From the listing below, extract every line in which the word "consumption" appears.

•••••

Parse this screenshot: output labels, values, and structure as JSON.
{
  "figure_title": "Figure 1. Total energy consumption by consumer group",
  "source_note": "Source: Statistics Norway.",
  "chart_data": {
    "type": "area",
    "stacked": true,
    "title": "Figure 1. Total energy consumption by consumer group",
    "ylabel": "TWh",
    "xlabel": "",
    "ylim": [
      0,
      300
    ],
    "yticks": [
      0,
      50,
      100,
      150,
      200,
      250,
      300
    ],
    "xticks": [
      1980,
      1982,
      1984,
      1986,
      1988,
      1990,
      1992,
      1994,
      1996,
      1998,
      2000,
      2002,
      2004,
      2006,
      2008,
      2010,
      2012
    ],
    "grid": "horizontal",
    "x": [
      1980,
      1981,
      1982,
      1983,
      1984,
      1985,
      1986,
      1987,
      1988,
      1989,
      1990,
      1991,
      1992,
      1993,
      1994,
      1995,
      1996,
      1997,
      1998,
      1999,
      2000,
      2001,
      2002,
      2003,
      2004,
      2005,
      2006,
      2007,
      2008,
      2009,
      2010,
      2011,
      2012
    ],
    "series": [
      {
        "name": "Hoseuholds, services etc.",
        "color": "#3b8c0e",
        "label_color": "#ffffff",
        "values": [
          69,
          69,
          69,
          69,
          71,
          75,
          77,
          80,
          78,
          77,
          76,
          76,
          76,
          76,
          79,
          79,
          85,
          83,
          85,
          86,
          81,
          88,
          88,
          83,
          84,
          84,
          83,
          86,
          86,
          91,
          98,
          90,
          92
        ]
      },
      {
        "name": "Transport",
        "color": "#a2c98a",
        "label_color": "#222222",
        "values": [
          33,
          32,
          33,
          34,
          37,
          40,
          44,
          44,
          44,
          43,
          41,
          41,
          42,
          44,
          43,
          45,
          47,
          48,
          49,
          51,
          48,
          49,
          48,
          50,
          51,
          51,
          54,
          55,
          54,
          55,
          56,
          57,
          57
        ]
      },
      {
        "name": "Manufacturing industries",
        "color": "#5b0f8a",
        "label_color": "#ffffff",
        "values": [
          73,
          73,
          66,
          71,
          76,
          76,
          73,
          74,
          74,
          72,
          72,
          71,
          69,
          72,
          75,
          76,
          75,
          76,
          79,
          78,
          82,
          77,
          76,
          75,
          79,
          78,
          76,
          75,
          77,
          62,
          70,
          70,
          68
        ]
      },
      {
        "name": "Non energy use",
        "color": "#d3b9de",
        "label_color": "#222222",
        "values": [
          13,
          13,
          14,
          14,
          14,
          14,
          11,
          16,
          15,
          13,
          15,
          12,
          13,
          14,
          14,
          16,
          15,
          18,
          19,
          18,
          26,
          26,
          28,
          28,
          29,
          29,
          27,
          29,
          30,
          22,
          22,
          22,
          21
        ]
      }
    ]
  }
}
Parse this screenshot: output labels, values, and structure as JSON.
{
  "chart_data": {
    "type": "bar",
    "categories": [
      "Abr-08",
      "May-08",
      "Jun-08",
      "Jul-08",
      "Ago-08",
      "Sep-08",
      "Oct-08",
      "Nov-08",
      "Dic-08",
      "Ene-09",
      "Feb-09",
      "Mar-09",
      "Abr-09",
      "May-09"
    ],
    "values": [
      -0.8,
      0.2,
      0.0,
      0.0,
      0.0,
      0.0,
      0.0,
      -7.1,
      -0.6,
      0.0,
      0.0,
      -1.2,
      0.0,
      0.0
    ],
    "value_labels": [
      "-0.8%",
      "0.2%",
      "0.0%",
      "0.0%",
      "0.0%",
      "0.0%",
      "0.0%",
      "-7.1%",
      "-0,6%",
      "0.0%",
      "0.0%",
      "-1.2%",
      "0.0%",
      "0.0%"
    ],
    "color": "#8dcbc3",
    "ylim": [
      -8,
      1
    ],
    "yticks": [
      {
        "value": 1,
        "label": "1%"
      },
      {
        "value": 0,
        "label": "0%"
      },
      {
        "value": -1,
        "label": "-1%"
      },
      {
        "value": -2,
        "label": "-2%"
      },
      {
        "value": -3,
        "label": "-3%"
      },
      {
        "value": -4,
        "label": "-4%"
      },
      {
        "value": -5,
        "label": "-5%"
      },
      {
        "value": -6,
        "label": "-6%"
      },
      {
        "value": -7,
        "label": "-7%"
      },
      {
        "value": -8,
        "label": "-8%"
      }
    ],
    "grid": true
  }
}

•••••

**Result of this exercise**.
  "figure_title": "Figure 1. Total energy consumption by consumer group",
    "title": "Figure 1. Total energy consumption by consumer group",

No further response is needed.